Exercise aim: Spot every line with the word "circle" and return it.

╭─ Excerpted records

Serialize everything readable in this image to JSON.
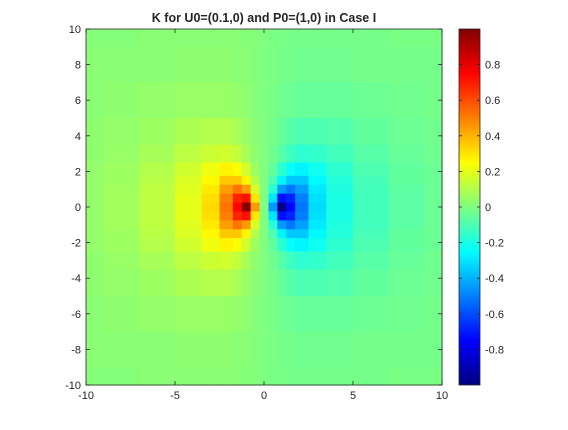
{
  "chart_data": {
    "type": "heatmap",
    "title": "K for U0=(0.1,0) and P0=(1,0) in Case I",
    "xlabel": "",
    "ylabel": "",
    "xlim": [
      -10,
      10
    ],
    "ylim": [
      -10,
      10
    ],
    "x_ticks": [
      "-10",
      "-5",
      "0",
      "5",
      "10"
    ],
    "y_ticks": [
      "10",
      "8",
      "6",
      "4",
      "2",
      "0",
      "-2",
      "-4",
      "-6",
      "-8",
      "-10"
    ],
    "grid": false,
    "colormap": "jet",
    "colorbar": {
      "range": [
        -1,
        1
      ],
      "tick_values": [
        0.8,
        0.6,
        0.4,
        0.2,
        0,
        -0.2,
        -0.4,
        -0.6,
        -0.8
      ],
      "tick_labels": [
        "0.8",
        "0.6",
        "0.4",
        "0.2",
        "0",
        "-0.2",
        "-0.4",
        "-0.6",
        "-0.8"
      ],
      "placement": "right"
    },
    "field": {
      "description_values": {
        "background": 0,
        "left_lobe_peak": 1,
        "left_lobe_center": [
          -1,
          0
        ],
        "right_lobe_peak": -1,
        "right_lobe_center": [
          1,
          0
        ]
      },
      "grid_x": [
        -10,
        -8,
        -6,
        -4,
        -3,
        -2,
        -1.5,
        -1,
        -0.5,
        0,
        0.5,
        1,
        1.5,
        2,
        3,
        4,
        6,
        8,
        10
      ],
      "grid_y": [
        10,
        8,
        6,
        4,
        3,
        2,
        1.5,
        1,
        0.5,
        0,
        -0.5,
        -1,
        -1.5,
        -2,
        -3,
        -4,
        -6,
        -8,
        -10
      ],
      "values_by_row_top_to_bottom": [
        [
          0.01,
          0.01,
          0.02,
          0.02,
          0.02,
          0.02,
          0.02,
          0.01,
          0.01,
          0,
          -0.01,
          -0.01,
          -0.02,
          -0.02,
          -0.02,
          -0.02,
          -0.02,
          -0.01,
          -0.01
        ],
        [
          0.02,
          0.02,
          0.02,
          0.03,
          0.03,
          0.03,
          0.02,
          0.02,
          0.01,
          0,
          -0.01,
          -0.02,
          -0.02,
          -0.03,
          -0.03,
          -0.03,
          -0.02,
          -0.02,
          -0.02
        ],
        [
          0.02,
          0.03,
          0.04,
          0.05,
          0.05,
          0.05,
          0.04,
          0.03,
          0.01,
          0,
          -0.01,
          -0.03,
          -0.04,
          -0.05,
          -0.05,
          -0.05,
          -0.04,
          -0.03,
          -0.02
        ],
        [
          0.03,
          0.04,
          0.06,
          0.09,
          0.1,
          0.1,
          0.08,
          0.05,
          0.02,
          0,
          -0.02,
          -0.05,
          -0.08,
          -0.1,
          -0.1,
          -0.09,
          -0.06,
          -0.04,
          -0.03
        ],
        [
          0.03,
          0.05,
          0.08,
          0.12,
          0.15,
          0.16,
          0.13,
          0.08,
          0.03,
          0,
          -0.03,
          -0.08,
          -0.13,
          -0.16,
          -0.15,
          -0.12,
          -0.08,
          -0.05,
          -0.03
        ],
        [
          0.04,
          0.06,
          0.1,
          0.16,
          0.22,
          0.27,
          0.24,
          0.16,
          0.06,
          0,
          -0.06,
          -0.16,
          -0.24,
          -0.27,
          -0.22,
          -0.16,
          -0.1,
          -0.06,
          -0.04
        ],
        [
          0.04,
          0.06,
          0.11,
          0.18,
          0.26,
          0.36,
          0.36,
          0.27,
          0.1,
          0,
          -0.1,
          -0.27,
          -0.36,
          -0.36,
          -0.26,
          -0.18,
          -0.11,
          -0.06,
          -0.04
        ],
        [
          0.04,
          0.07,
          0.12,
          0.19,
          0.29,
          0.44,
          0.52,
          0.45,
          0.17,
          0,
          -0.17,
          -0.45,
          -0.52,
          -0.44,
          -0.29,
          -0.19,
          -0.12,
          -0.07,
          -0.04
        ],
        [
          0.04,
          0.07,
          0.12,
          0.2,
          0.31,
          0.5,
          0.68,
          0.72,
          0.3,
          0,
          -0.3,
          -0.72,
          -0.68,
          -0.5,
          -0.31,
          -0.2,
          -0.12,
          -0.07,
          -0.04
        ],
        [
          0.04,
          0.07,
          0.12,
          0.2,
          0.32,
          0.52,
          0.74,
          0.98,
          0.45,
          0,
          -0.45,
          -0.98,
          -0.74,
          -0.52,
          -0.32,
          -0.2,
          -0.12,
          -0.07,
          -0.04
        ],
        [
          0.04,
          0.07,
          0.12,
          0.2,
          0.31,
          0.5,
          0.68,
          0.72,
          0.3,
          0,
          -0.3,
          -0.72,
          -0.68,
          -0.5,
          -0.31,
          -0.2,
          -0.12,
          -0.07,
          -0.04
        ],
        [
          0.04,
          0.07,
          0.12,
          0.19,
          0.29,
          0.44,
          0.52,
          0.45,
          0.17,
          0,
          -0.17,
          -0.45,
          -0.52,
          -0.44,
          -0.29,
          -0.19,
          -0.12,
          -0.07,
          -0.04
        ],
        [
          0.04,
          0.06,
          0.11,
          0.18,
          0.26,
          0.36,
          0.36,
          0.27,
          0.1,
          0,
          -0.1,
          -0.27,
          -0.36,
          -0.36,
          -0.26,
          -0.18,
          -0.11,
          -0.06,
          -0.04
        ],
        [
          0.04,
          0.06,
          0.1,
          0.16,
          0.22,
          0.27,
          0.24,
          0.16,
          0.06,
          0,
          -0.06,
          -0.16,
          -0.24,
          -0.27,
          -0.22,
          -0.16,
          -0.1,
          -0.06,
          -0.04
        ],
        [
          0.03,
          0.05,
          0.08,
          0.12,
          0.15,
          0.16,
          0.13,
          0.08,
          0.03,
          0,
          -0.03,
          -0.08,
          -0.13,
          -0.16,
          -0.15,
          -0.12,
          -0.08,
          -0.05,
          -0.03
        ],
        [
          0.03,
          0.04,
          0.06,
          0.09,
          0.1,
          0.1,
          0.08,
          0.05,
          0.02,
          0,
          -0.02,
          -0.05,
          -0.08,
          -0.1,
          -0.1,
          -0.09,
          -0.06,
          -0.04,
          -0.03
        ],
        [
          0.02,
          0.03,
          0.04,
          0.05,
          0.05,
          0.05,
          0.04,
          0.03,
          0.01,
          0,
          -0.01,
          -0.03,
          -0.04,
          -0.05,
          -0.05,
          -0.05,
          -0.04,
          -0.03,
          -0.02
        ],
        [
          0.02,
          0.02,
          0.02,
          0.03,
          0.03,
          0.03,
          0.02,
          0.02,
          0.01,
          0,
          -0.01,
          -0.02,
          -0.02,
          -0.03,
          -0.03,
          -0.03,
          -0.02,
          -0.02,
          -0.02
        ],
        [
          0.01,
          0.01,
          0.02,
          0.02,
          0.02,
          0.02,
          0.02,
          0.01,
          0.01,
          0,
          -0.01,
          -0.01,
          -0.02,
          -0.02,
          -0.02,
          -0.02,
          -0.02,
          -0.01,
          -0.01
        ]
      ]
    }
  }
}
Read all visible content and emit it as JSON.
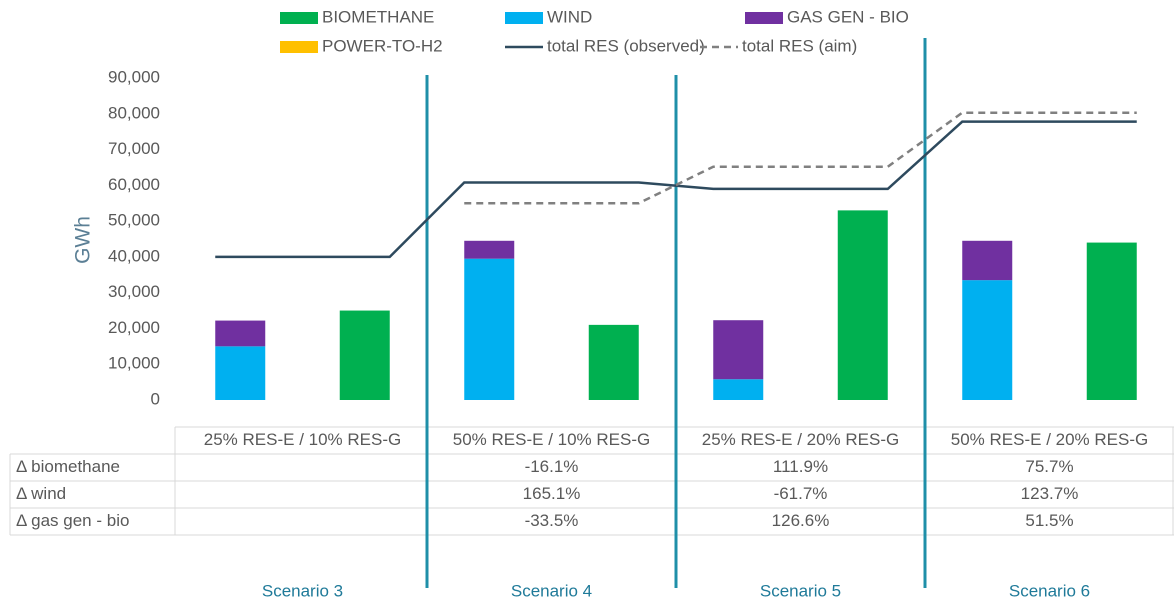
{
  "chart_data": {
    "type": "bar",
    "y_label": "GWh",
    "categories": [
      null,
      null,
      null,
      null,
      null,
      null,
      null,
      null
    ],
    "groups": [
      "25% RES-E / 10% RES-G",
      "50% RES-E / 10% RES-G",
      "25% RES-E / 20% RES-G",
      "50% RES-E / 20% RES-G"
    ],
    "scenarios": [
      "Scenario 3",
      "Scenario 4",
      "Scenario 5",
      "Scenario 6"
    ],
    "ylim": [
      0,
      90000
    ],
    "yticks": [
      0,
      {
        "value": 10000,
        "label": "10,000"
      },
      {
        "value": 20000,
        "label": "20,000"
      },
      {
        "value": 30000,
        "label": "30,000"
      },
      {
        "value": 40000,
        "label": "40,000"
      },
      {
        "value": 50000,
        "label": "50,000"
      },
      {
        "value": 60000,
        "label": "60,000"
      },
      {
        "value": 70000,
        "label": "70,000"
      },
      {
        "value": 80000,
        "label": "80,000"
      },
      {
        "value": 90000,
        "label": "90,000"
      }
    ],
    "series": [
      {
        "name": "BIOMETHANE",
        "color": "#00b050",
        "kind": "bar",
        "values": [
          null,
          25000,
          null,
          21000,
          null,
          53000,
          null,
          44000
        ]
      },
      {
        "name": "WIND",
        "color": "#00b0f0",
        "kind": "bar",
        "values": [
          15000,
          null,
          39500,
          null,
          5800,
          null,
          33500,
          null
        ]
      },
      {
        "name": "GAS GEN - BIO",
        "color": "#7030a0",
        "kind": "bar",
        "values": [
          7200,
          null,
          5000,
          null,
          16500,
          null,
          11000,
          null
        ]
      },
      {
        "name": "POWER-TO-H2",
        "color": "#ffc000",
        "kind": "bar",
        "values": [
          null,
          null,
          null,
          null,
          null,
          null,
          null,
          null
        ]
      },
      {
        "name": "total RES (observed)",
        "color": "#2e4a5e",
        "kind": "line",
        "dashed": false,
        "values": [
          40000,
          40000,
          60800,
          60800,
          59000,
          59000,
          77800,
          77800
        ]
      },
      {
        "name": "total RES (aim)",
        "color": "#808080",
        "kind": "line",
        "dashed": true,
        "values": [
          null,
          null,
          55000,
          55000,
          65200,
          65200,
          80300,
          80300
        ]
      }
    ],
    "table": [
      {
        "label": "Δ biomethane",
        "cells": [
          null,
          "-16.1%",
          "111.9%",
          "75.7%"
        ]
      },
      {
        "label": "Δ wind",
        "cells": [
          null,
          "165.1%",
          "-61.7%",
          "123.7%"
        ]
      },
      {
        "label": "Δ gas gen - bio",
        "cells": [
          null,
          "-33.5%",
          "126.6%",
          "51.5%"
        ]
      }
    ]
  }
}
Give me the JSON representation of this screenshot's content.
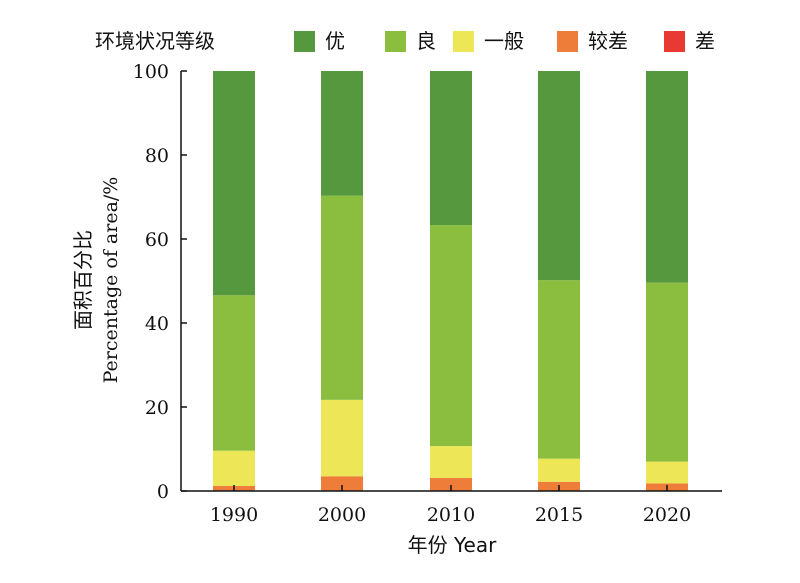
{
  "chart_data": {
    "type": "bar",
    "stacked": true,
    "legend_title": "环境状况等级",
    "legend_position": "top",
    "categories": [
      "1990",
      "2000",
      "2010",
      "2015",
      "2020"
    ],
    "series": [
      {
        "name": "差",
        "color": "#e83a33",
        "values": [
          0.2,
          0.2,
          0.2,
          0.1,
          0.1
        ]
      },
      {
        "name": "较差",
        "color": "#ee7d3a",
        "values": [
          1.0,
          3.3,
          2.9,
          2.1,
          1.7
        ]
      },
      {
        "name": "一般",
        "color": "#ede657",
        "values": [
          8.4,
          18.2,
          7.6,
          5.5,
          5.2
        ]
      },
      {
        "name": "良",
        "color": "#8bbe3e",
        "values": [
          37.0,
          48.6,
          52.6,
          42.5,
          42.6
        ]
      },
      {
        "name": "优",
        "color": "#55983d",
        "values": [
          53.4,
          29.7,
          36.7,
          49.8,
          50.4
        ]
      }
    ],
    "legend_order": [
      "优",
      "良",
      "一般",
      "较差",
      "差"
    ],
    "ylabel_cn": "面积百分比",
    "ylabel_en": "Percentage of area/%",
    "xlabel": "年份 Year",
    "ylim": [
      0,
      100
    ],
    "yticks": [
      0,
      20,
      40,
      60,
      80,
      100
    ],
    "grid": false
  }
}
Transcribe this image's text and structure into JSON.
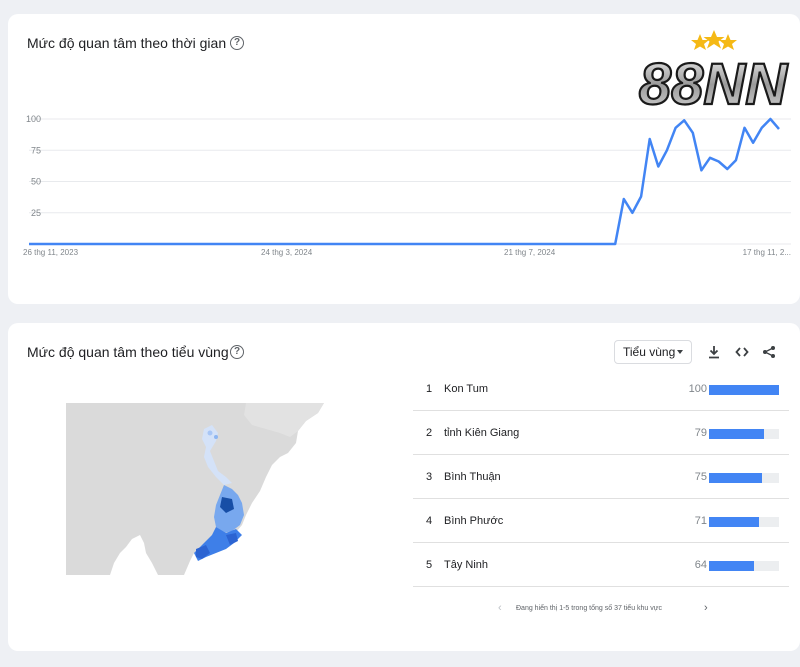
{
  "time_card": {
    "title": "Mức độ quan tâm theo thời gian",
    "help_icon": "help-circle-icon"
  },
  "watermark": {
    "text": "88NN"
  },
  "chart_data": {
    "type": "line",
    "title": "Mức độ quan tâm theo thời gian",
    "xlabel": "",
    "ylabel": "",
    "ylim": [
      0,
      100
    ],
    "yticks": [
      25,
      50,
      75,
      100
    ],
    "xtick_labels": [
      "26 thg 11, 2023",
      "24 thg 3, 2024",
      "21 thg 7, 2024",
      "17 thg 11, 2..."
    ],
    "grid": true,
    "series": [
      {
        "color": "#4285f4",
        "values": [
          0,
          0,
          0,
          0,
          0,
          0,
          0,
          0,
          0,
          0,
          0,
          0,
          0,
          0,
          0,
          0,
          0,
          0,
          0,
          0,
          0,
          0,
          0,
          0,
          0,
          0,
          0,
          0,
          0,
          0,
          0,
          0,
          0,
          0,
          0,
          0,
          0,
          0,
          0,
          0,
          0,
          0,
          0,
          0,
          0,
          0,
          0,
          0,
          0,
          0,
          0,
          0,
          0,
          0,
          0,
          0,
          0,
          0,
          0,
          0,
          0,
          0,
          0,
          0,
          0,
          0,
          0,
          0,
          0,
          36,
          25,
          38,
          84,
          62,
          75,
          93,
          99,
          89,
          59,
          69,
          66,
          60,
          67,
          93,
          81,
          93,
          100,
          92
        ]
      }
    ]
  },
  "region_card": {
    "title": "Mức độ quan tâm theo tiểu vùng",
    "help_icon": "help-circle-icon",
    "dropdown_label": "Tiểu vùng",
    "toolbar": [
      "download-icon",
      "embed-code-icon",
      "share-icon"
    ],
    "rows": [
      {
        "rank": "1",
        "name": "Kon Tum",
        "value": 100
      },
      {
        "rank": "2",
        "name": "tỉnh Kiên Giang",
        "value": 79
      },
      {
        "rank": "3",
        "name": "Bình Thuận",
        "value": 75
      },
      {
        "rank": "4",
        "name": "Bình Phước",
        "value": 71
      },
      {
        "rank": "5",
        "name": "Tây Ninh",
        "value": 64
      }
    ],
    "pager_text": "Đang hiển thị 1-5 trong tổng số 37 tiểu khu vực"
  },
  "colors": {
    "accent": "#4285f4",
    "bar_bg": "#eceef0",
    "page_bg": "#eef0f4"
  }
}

╰─

Answer to the problem:
    "help_icon": "help-circle-icon"
    "help_icon": "help-circle-icon",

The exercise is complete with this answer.